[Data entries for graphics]
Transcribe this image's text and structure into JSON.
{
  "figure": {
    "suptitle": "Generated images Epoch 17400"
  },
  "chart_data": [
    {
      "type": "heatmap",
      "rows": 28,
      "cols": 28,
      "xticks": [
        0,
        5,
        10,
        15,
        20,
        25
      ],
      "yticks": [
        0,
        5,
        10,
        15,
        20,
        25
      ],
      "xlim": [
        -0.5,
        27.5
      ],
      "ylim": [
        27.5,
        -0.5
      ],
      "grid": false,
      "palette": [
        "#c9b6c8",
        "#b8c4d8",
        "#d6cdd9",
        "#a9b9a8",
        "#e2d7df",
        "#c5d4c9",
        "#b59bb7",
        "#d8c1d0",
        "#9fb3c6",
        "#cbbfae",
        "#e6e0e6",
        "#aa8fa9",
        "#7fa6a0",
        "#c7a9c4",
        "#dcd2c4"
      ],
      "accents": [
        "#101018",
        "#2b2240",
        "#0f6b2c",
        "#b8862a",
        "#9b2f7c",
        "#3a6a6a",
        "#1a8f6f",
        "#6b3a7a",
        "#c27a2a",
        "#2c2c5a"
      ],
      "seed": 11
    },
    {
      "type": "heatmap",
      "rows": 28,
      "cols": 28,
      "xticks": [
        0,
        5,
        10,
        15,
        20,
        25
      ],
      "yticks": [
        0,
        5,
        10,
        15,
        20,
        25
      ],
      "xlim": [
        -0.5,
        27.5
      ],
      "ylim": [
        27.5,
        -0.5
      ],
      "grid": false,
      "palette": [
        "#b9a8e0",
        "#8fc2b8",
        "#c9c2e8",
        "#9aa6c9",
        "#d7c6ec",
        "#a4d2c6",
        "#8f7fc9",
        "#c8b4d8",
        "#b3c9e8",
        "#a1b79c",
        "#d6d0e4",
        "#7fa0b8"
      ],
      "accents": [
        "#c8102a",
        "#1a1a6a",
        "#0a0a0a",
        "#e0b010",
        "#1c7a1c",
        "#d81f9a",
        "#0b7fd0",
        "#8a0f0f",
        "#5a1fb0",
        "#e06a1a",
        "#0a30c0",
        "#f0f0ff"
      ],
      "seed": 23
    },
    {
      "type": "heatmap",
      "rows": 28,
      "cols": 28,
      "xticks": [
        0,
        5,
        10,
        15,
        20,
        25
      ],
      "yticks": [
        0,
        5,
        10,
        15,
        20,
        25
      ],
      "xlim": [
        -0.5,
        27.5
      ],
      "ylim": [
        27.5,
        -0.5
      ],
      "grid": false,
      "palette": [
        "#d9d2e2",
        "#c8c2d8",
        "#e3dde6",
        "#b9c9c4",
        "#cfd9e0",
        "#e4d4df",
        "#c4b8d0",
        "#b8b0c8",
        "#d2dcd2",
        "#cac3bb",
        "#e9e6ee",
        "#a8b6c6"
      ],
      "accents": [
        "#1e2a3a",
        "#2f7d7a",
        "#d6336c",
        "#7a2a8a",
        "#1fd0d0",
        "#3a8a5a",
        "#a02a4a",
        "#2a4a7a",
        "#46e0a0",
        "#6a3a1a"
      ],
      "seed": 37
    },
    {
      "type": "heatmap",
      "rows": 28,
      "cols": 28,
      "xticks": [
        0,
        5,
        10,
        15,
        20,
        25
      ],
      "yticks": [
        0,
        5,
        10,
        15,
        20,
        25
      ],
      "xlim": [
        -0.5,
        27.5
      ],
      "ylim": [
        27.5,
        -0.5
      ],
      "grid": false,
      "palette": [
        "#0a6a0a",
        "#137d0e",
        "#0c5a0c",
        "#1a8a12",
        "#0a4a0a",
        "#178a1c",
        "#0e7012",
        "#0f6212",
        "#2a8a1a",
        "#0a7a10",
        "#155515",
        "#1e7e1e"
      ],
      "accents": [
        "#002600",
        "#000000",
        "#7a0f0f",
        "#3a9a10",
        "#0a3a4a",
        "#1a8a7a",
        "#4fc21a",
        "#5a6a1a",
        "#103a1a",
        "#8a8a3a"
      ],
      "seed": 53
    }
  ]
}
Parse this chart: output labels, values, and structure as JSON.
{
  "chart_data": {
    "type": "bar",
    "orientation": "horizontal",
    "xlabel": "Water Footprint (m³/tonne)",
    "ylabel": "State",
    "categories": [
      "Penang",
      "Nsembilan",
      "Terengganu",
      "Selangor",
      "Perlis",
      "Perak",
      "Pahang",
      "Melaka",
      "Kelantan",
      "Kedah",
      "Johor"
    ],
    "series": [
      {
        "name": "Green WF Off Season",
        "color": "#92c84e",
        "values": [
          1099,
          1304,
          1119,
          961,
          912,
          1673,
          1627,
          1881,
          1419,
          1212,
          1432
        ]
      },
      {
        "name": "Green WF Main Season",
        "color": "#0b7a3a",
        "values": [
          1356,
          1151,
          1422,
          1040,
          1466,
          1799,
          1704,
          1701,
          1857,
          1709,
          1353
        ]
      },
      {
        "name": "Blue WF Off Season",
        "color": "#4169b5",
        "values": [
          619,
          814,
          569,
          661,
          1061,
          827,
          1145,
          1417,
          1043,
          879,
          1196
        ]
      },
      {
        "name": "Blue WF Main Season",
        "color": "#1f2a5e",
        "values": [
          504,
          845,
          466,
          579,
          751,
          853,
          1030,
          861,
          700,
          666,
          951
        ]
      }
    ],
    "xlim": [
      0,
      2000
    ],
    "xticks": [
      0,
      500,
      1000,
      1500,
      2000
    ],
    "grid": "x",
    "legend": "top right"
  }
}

* What you need to do:
Each line must be given again exactly as written above.

* Output of the exercise:
Transcribe this image's text and structure into JSON.
{
  "figure": {
    "suptitle": "Generated images Epoch 17400"
  },
  "chart_data": [
    {
      "type": "heatmap",
      "rows": 28,
      "cols": 28,
      "xticks": [
        0,
        5,
        10,
        15,
        20,
        25
      ],
      "yticks": [
        0,
        5,
        10,
        15,
        20,
        25
      ],
      "xlim": [
        -0.5,
        27.5
      ],
      "ylim": [
        27.5,
        -0.5
      ],
      "grid": false,
      "palette": [
        "#c9b6c8",
        "#b8c4d8",
        "#d6cdd9",
        "#a9b9a8",
        "#e2d7df",
        "#c5d4c9",
        "#b59bb7",
        "#d8c1d0",
        "#9fb3c6",
        "#cbbfae",
        "#e6e0e6",
        "#aa8fa9",
        "#7fa6a0",
        "#c7a9c4",
        "#dcd2c4"
      ],
      "accents": [
        "#101018",
        "#2b2240",
        "#0f6b2c",
        "#b8862a",
        "#9b2f7c",
        "#3a6a6a",
        "#1a8f6f",
        "#6b3a7a",
        "#c27a2a",
        "#2c2c5a"
      ],
      "seed": 11
    },
    {
      "type": "heatmap",
      "rows": 28,
      "cols": 28,
      "xticks": [
        0,
        5,
        10,
        15,
        20,
        25
      ],
      "yticks": [
        0,
        5,
        10,
        15,
        20,
        25
      ],
      "xlim": [
        -0.5,
        27.5
      ],
      "ylim": [
        27.5,
        -0.5
      ],
      "grid": false,
      "palette": [
        "#b9a8e0",
        "#8fc2b8",
        "#c9c2e8",
        "#9aa6c9",
        "#d7c6ec",
        "#a4d2c6",
        "#8f7fc9",
        "#c8b4d8",
        "#b3c9e8",
        "#a1b79c",
        "#d6d0e4",
        "#7fa0b8"
      ],
      "accents": [
        "#c8102a",
        "#1a1a6a",
        "#0a0a0a",
        "#e0b010",
        "#1c7a1c",
        "#d81f9a",
        "#0b7fd0",
        "#8a0f0f",
        "#5a1fb0",
        "#e06a1a",
        "#0a30c0",
        "#f0f0ff"
      ],
      "seed": 23
    },
    {
      "type": "heatmap",
      "rows": 28,
      "cols": 28,
      "xticks": [
        0,
        5,
        10,
        15,
        20,
        25
      ],
      "yticks": [
        0,
        5,
        10,
        15,
        20,
        25
      ],
      "xlim": [
        -0.5,
        27.5
      ],
      "ylim": [
        27.5,
        -0.5
      ],
      "grid": false,
      "palette": [
        "#d9d2e2",
        "#c8c2d8",
        "#e3dde6",
        "#b9c9c4",
        "#cfd9e0",
        "#e4d4df",
        "#c4b8d0",
        "#b8b0c8",
        "#d2dcd2",
        "#cac3bb",
        "#e9e6ee",
        "#a8b6c6"
      ],
      "accents": [
        "#1e2a3a",
        "#2f7d7a",
        "#d6336c",
        "#7a2a8a",
        "#1fd0d0",
        "#3a8a5a",
        "#a02a4a",
        "#2a4a7a",
        "#46e0a0",
        "#6a3a1a"
      ],
      "seed": 37
    },
    {
      "type": "heatmap",
      "rows": 28,
      "cols": 28,
      "xticks": [
        0,
        5,
        10,
        15,
        20,
        25
      ],
      "yticks": [
        0,
        5,
        10,
        15,
        20,
        25
      ],
      "xlim": [
        -0.5,
        27.5
      ],
      "ylim": [
        27.5,
        -0.5
      ],
      "grid": false,
      "palette": [
        "#0a6a0a",
        "#137d0e",
        "#0c5a0c",
        "#1a8a12",
        "#0a4a0a",
        "#178a1c",
        "#0e7012",
        "#0f6212",
        "#2a8a1a",
        "#0a7a10",
        "#155515",
        "#1e7e1e"
      ],
      "accents": [
        "#002600",
        "#000000",
        "#7a0f0f",
        "#3a9a10",
        "#0a3a4a",
        "#1a8a7a",
        "#4fc21a",
        "#5a6a1a",
        "#103a1a",
        "#8a8a3a"
      ],
      "seed": 53
    }
  ]
}
Parse this chart: output labels, values, and structure as JSON.
{
  "chart_data": {
    "type": "bar",
    "orientation": "horizontal",
    "xlabel": "Water Footprint (m³/tonne)",
    "ylabel": "State",
    "categories": [
      "Penang",
      "Nsembilan",
      "Terengganu",
      "Selangor",
      "Perlis",
      "Perak",
      "Pahang",
      "Melaka",
      "Kelantan",
      "Kedah",
      "Johor"
    ],
    "series": [
      {
        "name": "Green WF Off Season",
        "color": "#92c84e",
        "values": [
          1099,
          1304,
          1119,
          961,
          912,
          1673,
          1627,
          1881,
          1419,
          1212,
          1432
        ]
      },
      {
        "name": "Green WF Main Season",
        "color": "#0b7a3a",
        "values": [
          1356,
          1151,
          1422,
          1040,
          1466,
          1799,
          1704,
          1701,
          1857,
          1709,
          1353
        ]
      },
      {
        "name": "Blue WF Off Season",
        "color": "#4169b5",
        "values": [
          619,
          814,
          569,
          661,
          1061,
          827,
          1145,
          1417,
          1043,
          879,
          1196
        ]
      },
      {
        "name": "Blue WF Main Season",
        "color": "#1f2a5e",
        "values": [
          504,
          845,
          466,
          579,
          751,
          853,
          1030,
          861,
          700,
          666,
          951
        ]
      }
    ],
    "xlim": [
      0,
      2000
    ],
    "xticks": [
      0,
      500,
      1000,
      1500,
      2000
    ],
    "grid": "x",
    "legend": "top right"
  }
}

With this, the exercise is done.